> **WHAT THE TASK ASKS**:
Write out the entries below once more, exactly.
=== RECORD EXCERPTS ===
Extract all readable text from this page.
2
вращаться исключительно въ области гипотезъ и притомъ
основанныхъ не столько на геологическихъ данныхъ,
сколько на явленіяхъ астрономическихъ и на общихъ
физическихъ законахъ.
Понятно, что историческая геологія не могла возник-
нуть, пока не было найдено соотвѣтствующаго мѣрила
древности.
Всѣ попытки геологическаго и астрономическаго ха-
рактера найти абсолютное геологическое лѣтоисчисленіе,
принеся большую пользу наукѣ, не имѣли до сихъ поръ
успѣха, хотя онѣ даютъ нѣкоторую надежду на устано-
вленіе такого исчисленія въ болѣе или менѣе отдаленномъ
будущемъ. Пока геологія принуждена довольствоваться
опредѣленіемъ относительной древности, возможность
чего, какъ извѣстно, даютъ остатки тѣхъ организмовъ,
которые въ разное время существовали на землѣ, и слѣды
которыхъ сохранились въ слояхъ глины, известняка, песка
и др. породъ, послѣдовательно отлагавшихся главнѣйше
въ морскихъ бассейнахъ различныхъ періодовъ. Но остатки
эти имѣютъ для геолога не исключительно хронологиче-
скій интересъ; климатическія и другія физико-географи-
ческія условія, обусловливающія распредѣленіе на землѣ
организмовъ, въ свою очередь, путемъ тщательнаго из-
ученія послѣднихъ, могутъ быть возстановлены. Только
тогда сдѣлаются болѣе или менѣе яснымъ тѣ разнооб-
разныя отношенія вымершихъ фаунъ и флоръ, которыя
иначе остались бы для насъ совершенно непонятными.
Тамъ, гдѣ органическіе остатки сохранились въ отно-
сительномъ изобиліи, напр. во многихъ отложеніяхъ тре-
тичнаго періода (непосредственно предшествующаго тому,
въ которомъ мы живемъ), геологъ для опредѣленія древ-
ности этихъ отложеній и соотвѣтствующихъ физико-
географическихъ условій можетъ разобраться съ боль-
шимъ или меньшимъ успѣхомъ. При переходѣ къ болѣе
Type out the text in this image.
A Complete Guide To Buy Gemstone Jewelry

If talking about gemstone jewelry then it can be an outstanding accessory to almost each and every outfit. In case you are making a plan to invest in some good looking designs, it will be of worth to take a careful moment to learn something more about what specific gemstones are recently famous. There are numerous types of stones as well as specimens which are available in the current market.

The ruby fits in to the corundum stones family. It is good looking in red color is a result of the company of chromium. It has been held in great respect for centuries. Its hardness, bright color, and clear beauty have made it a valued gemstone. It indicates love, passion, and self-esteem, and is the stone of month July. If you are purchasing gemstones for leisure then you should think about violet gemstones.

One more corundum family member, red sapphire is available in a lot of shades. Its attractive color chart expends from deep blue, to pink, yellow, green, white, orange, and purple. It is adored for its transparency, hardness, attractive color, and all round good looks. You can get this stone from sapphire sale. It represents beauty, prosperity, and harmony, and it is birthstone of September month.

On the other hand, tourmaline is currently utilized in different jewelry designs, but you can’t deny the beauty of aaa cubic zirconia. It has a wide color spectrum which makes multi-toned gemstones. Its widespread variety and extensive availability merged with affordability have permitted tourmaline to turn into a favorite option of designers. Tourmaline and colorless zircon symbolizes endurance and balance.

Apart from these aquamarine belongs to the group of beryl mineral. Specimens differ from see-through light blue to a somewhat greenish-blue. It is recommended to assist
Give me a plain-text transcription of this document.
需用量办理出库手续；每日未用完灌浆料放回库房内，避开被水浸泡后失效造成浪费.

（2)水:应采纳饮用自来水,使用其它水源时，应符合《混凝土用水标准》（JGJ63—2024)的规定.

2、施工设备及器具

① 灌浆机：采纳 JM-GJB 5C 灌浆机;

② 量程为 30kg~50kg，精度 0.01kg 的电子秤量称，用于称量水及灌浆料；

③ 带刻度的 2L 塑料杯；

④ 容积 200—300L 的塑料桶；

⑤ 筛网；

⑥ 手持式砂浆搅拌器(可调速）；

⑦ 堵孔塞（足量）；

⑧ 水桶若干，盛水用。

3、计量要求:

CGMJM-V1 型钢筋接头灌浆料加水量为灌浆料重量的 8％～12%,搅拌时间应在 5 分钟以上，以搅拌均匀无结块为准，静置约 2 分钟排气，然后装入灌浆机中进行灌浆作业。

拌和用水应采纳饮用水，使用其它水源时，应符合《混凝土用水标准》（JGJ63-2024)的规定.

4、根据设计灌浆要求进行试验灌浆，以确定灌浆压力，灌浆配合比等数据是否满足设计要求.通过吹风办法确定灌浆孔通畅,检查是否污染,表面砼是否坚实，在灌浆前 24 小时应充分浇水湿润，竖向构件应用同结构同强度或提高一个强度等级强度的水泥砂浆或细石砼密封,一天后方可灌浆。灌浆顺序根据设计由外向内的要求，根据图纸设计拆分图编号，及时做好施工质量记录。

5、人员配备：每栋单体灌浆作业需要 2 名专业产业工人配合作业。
===
> **FULL OUTPUT**:
Extract all readable text from this page.
2
вращаться исключительно въ области гипотезъ и притомъ
основанныхъ не столько на геологическихъ данныхъ,
сколько на явленіяхъ астрономическихъ и на общихъ
физическихъ законахъ.
Понятно, что историческая геологія не могла возник-
нуть, пока не было найдено соотвѣтствующаго мѣрила
древности.
Всѣ попытки геологическаго и астрономическаго ха-
рактера найти абсолютное геологическое лѣтоисчисленіе,
принеся большую пользу наукѣ, не имѣли до сихъ поръ
успѣха, хотя онѣ даютъ нѣкоторую надежду на устано-
вленіе такого исчисленія въ болѣе или менѣе отдаленномъ
будущемъ. Пока геологія принуждена довольствоваться
опредѣленіемъ относительной древности, возможность
чего, какъ извѣстно, даютъ остатки тѣхъ организмовъ,
которые въ разное время существовали на землѣ, и слѣды
которыхъ сохранились въ слояхъ глины, известняка, песка
и др. породъ, послѣдовательно отлагавшихся главнѣйше
въ морскихъ бассейнахъ различныхъ періодовъ. Но остатки
эти имѣютъ для геолога не исключительно хронологиче-
скій интересъ; климатическія и другія физико-географи-
ческія условія, обусловливающія распредѣленіе на землѣ
организмовъ, въ свою очередь, путемъ тщательнаго из-
ученія послѣднихъ, могутъ быть возстановлены. Только
тогда сдѣлаются болѣе или менѣе яснымъ тѣ разнооб-
разныя отношенія вымершихъ фаунъ и флоръ, которыя
иначе остались бы для насъ совершенно непонятными.
Тамъ, гдѣ органическіе остатки сохранились въ отно-
сительномъ изобиліи, напр. во многихъ отложеніяхъ тре-
тичнаго періода (непосредственно предшествующаго тому,
въ которомъ мы живемъ), геологъ для опредѣленія древ-
ности этихъ отложеній и соотвѣтствующихъ физико-
географическихъ условій можетъ разобраться съ боль-
шимъ или меньшимъ успѣхомъ. При переходѣ къ болѣе
Type out the text in this image.
A Complete Guide To Buy Gemstone Jewelry

If talking about gemstone jewelry then it can be an outstanding accessory to almost each and every outfit. In case you are making a plan to invest in some good looking designs, it will be of worth to take a careful moment to learn something more about what specific gemstones are recently famous. There are numerous types of stones as well as specimens which are available in the current market.

The ruby fits in to the corundum stones family. It is good looking in red color is a result of the company of chromium. It has been held in great respect for centuries. Its hardness, bright color, and clear beauty have made it a valued gemstone. It indicates love, passion, and self-esteem, and is the stone of month July. If you are purchasing gemstones for leisure then you should think about violet gemstones.

One more corundum family member, red sapphire is available in a lot of shades. Its attractive color chart expends from deep blue, to pink, yellow, green, white, orange, and purple. It is adored for its transparency, hardness, attractive color, and all round good looks. You can get this stone from sapphire sale. It represents beauty, prosperity, and harmony, and it is birthstone of September month.

On the other hand, tourmaline is currently utilized in different jewelry designs, but you can’t deny the beauty of aaa cubic zirconia. It has a wide color spectrum which makes multi-toned gemstones. Its widespread variety and extensive availability merged with affordability have permitted tourmaline to turn into a favorite option of designers. Tourmaline and colorless zircon symbolizes endurance and balance.

Apart from these aquamarine belongs to the group of beryl mineral. Specimens differ from see-through light blue to a somewhat greenish-blue. It is recommended to assist
Give me a plain-text transcription of this document.
需用量办理出库手续；每日未用完灌浆料放回库房内，避开被水浸泡后失效造成浪费.

（2)水:应采纳饮用自来水,使用其它水源时，应符合《混凝土用水标准》（JGJ63—2024)的规定.

2、施工设备及器具

① 灌浆机：采纳 JM-GJB 5C 灌浆机;

② 量程为 30kg~50kg，精度 0.01kg 的电子秤量称，用于称量水及灌浆料；

③ 带刻度的 2L 塑料杯；

④ 容积 200—300L 的塑料桶；

⑤ 筛网；

⑥ 手持式砂浆搅拌器(可调速）；

⑦ 堵孔塞（足量）；

⑧ 水桶若干，盛水用。

3、计量要求:

CGMJM-V1 型钢筋接头灌浆料加水量为灌浆料重量的 8％～12%,搅拌时间应在 5 分钟以上，以搅拌均匀无结块为准，静置约 2 分钟排气，然后装入灌浆机中进行灌浆作业。

拌和用水应采纳饮用水，使用其它水源时，应符合《混凝土用水标准》（JGJ63-2024)的规定.

4、根据设计灌浆要求进行试验灌浆，以确定灌浆压力，灌浆配合比等数据是否满足设计要求.通过吹风办法确定灌浆孔通畅,检查是否污染,表面砼是否坚实，在灌浆前 24 小时应充分浇水湿润，竖向构件应用同结构同强度或提高一个强度等级强度的水泥砂浆或细石砼密封,一天后方可灌浆。灌浆顺序根据设计由外向内的要求，根据图纸设计拆分图编号，及时做好施工质量记录。

5、人员配备：每栋单体灌浆作业需要 2 名专业产业工人配合作业。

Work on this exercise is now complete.